> Problem details
Write out every line of the material as it stands, apart from the pictures.

> Data

· · · ·

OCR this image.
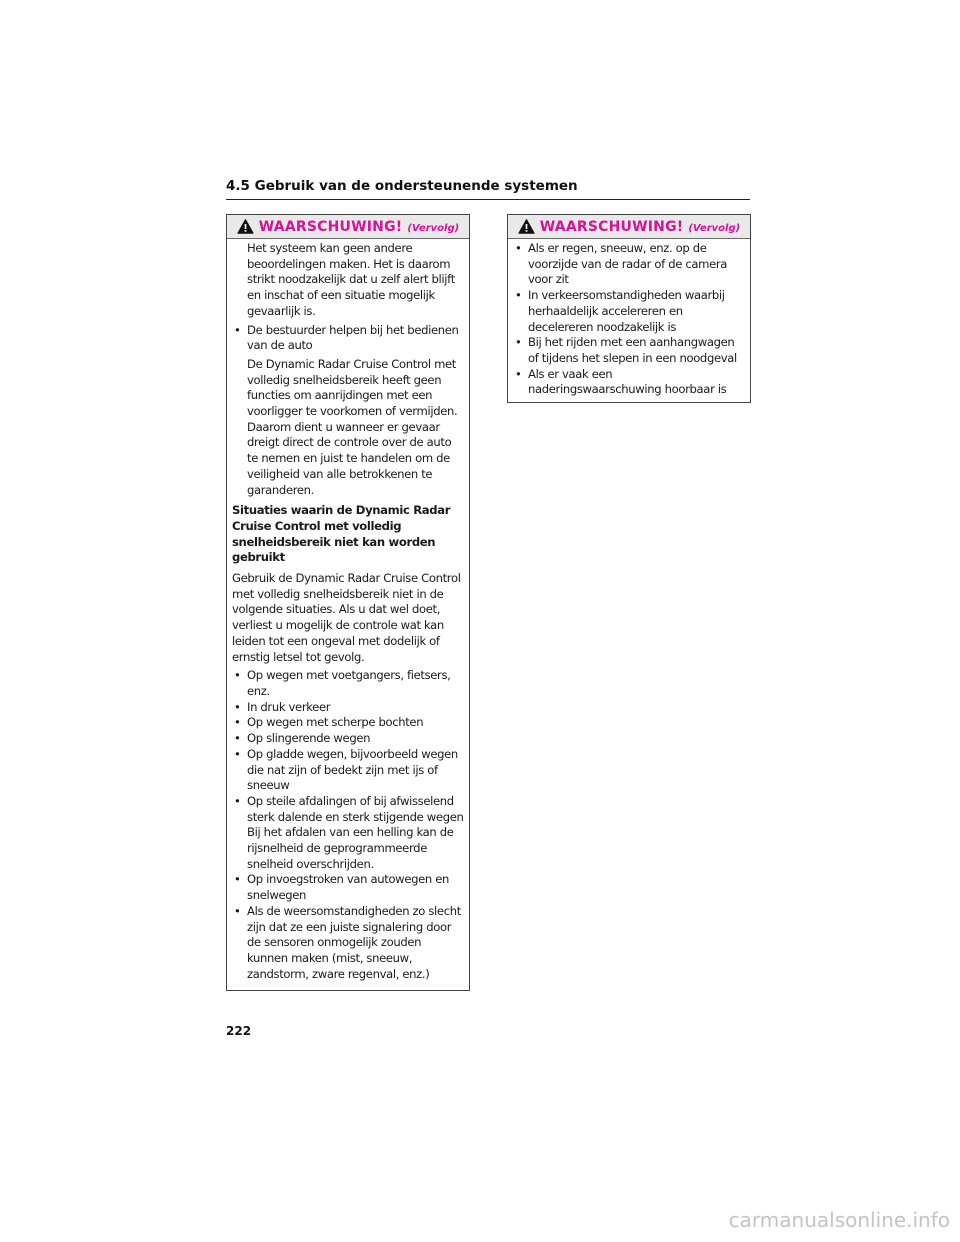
4.5 Gebruik van de ondersteunende systemen
WAARSCHUWING! (Vervolg)
Het systeem kan geen andere beoordelingen maken. Het is daarom strikt noodzakelijk dat u zelf alert blijft en inschat of een situatie mogelijk gevaarlijk is.
• De bestuurder helpen bij het bedienen van de auto
De Dynamic Radar Cruise Control met volledig snelheidsbereik heeft geen functies om aanrijdingen met een voorligger te voorkomen of vermijden. Daarom dient u wanneer er gevaar dreigt direct de controle over de auto te nemen en juist te handelen om de veiligheid van alle betrokkenen te garanderen.
Situaties waarin de Dynamic Radar Cruise Control met volledig snelheidsbereik niet kan worden gebruikt
Gebruik de Dynamic Radar Cruise Control met volledig snelheidsbereik niet in de volgende situaties. Als u dat wel doet, verliest u mogelijk de controle wat kan leiden tot een ongeval met dodelijk of ernstig letsel tot gevolg.
• Op wegen met voetgangers, fietsers, enz.
• In druk verkeer
• Op wegen met scherpe bochten
• Op slingerende wegen
• Op gladde wegen, bijvoorbeeld wegen die nat zijn of bedekt zijn met ijs of sneeuw
• Op steile afdalingen of bij afwisselend sterk dalende en sterk stijgende wegen Bij het afdalen van een helling kan de rijsnelheid de geprogrammeerde snelheid overschrijden.
• Op invoegstroken van autowegen en snelwegen
• Als de weersomstandigheden zo slecht zijn dat ze een juiste signalering door de sensoren onmogelijk zouden kunnen maken (mist, sneeuw, zandstorm, zware regenval, enz.)
WAARSCHUWING! (Vervolg)
• Als er regen, sneeuw, enz. op de voorzijde van de radar of de camera voor zit
• In verkeersomstandigheden waarbij herhaaldelijk accelereren en decelereren noodzakelijk is
• Bij het rijden met een aanhangwagen of tijdens het slepen in een noodgeval
• Als er vaak een naderingswaarschuwing hoorbaar is
222
carmanualsonline.info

· · · ·

> Correct response
OCR this image.
4.5 Gebruik van de ondersteunende systemen
WAARSCHUWING! (Vervolg)
Het systeem kan geen andere beoordelingen maken. Het is daarom strikt noodzakelijk dat u zelf alert blijft en inschat of een situatie mogelijk gevaarlijk is.
• De bestuurder helpen bij het bedienen van de auto
De Dynamic Radar Cruise Control met volledig snelheidsbereik heeft geen functies om aanrijdingen met een voorligger te voorkomen of vermijden. Daarom dient u wanneer er gevaar dreigt direct de controle over de auto te nemen en juist te handelen om de veiligheid van alle betrokkenen te garanderen.
Situaties waarin de Dynamic Radar Cruise Control met volledig snelheidsbereik niet kan worden gebruikt
Gebruik de Dynamic Radar Cruise Control met volledig snelheidsbereik niet in de volgende situaties. Als u dat wel doet, verliest u mogelijk de controle wat kan leiden tot een ongeval met dodelijk of ernstig letsel tot gevolg.
• Op wegen met voetgangers, fietsers, enz.
• In druk verkeer
• Op wegen met scherpe bochten
• Op slingerende wegen
• Op gladde wegen, bijvoorbeeld wegen die nat zijn of bedekt zijn met ijs of sneeuw
• Op steile afdalingen of bij afwisselend sterk dalende en sterk stijgende wegen Bij het afdalen van een helling kan de rijsnelheid de geprogrammeerde snelheid overschrijden.
• Op invoegstroken van autowegen en snelwegen
• Als de weersomstandigheden zo slecht zijn dat ze een juiste signalering door de sensoren onmogelijk zouden kunnen maken (mist, sneeuw, zandstorm, zware regenval, enz.)
WAARSCHUWING! (Vervolg)
• Als er regen, sneeuw, enz. op de voorzijde van de radar of de camera voor zit
• In verkeersomstandigheden waarbij herhaaldelijk accelereren en decelereren noodzakelijk is
• Bij het rijden met een aanhangwagen of tijdens het slepen in een noodgeval
• Als er vaak een naderingswaarschuwing hoorbaar is
222
carmanualsonline.info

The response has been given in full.